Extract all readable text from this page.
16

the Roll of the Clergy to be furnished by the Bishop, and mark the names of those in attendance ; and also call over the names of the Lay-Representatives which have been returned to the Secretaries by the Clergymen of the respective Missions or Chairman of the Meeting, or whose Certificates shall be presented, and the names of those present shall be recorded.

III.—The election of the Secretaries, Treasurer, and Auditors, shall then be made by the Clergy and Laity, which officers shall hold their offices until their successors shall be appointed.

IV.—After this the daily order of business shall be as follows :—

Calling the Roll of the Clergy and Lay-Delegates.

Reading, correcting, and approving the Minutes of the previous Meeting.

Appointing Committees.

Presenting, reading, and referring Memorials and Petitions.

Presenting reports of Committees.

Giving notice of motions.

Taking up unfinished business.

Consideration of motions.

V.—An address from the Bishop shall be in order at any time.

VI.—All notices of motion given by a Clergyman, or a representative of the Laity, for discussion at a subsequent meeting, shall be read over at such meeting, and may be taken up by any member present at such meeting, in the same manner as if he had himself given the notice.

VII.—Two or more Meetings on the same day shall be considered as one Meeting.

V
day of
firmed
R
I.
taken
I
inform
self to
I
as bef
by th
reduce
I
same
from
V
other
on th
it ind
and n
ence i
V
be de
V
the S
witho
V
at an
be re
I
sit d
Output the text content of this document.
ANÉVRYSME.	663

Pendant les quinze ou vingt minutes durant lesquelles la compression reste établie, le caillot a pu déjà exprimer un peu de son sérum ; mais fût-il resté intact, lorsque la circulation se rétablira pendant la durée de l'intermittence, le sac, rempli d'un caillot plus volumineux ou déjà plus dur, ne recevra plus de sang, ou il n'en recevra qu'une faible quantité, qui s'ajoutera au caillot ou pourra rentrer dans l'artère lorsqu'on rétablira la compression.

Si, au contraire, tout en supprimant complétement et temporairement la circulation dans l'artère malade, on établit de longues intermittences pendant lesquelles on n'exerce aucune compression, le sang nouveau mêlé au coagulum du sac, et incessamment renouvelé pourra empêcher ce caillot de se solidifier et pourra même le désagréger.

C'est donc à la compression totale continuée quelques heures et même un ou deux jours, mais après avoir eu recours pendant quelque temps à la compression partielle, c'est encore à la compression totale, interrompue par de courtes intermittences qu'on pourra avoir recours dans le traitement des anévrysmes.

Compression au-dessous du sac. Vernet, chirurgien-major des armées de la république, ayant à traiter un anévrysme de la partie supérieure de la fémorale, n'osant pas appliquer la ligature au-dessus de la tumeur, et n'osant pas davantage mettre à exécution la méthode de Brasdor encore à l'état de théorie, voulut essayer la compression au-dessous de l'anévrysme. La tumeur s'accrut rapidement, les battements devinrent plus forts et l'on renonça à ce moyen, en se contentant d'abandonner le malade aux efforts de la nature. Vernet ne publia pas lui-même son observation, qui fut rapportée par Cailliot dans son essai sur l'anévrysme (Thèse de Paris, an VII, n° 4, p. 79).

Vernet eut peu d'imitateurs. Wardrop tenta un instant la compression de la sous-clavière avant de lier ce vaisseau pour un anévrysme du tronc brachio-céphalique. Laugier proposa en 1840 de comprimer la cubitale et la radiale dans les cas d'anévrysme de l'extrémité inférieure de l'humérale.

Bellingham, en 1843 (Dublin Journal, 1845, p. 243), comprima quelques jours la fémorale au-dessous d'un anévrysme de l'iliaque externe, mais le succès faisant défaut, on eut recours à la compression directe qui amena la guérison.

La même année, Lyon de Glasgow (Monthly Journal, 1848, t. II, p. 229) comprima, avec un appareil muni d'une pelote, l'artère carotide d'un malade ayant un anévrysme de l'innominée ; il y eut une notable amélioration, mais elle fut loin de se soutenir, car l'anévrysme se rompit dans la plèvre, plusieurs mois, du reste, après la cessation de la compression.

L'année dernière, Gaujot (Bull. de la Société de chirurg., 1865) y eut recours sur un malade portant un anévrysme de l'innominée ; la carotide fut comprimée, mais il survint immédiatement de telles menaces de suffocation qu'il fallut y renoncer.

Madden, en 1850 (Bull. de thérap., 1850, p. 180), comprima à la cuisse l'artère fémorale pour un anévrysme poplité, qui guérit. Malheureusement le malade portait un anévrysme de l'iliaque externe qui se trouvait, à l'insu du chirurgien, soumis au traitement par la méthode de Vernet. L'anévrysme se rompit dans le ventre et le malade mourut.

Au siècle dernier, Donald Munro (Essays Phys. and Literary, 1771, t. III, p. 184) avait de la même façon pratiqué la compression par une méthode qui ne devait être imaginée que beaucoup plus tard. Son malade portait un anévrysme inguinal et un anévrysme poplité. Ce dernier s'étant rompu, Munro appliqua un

> [Work required]: Return every line exactly.

> [Full output]:
Extract all readable text from this page.
16

the Roll of the Clergy to be furnished by the Bishop, and mark the names of those in attendance ; and also call over the names of the Lay-Representatives which have been returned to the Secretaries by the Clergymen of the respective Missions or Chairman of the Meeting, or whose Certificates shall be presented, and the names of those present shall be recorded.

III.—The election of the Secretaries, Treasurer, and Auditors, shall then be made by the Clergy and Laity, which officers shall hold their offices until their successors shall be appointed.

IV.—After this the daily order of business shall be as follows :—

Calling the Roll of the Clergy and Lay-Delegates.

Reading, correcting, and approving the Minutes of the previous Meeting.

Appointing Committees.

Presenting, reading, and referring Memorials and Petitions.

Presenting reports of Committees.

Giving notice of motions.

Taking up unfinished business.

Consideration of motions.

V.—An address from the Bishop shall be in order at any time.

VI.—All notices of motion given by a Clergyman, or a representative of the Laity, for discussion at a subsequent meeting, shall be read over at such meeting, and may be taken up by any member present at such meeting, in the same manner as if he had himself given the notice.

VII.—Two or more Meetings on the same day shall be considered as one Meeting.

V
day of
firmed
R
I.
taken
I
inform
self to
I
as bef
by th
reduce
I
same
from
V
other
on th
it ind
and n
ence i
V
be de
V
the S
witho
V
at an
be re
I
sit d
Output the text content of this document.
ANÉVRYSME.	663

Pendant les quinze ou vingt minutes durant lesquelles la compression reste établie, le caillot a pu déjà exprimer un peu de son sérum ; mais fût-il resté intact, lorsque la circulation se rétablira pendant la durée de l'intermittence, le sac, rempli d'un caillot plus volumineux ou déjà plus dur, ne recevra plus de sang, ou il n'en recevra qu'une faible quantité, qui s'ajoutera au caillot ou pourra rentrer dans l'artère lorsqu'on rétablira la compression.

Si, au contraire, tout en supprimant complétement et temporairement la circulation dans l'artère malade, on établit de longues intermittences pendant lesquelles on n'exerce aucune compression, le sang nouveau mêlé au coagulum du sac, et incessamment renouvelé pourra empêcher ce caillot de se solidifier et pourra même le désagréger.

C'est donc à la compression totale continuée quelques heures et même un ou deux jours, mais après avoir eu recours pendant quelque temps à la compression partielle, c'est encore à la compression totale, interrompue par de courtes intermittences qu'on pourra avoir recours dans le traitement des anévrysmes.

Compression au-dessous du sac. Vernet, chirurgien-major des armées de la république, ayant à traiter un anévrysme de la partie supérieure de la fémorale, n'osant pas appliquer la ligature au-dessus de la tumeur, et n'osant pas davantage mettre à exécution la méthode de Brasdor encore à l'état de théorie, voulut essayer la compression au-dessous de l'anévrysme. La tumeur s'accrut rapidement, les battements devinrent plus forts et l'on renonça à ce moyen, en se contentant d'abandonner le malade aux efforts de la nature. Vernet ne publia pas lui-même son observation, qui fut rapportée par Cailliot dans son essai sur l'anévrysme (Thèse de Paris, an VII, n° 4, p. 79).

Vernet eut peu d'imitateurs. Wardrop tenta un instant la compression de la sous-clavière avant de lier ce vaisseau pour un anévrysme du tronc brachio-céphalique. Laugier proposa en 1840 de comprimer la cubitale et la radiale dans les cas d'anévrysme de l'extrémité inférieure de l'humérale.

Bellingham, en 1843 (Dublin Journal, 1845, p. 243), comprima quelques jours la fémorale au-dessous d'un anévrysme de l'iliaque externe, mais le succès faisant défaut, on eut recours à la compression directe qui amena la guérison.

La même année, Lyon de Glasgow (Monthly Journal, 1848, t. II, p. 229) comprima, avec un appareil muni d'une pelote, l'artère carotide d'un malade ayant un anévrysme de l'innominée ; il y eut une notable amélioration, mais elle fut loin de se soutenir, car l'anévrysme se rompit dans la plèvre, plusieurs mois, du reste, après la cessation de la compression.

L'année dernière, Gaujot (Bull. de la Société de chirurg., 1865) y eut recours sur un malade portant un anévrysme de l'innominée ; la carotide fut comprimée, mais il survint immédiatement de telles menaces de suffocation qu'il fallut y renoncer.

Madden, en 1850 (Bull. de thérap., 1850, p. 180), comprima à la cuisse l'artère fémorale pour un anévrysme poplité, qui guérit. Malheureusement le malade portait un anévrysme de l'iliaque externe qui se trouvait, à l'insu du chirurgien, soumis au traitement par la méthode de Vernet. L'anévrysme se rompit dans le ventre et le malade mourut.

Au siècle dernier, Donald Munro (Essays Phys. and Literary, 1771, t. III, p. 184) avait de la même façon pratiqué la compression par une méthode qui ne devait être imaginée que beaucoup plus tard. Son malade portait un anévrysme inguinal et un anévrysme poplité. Ce dernier s'étant rompu, Munro appliqua un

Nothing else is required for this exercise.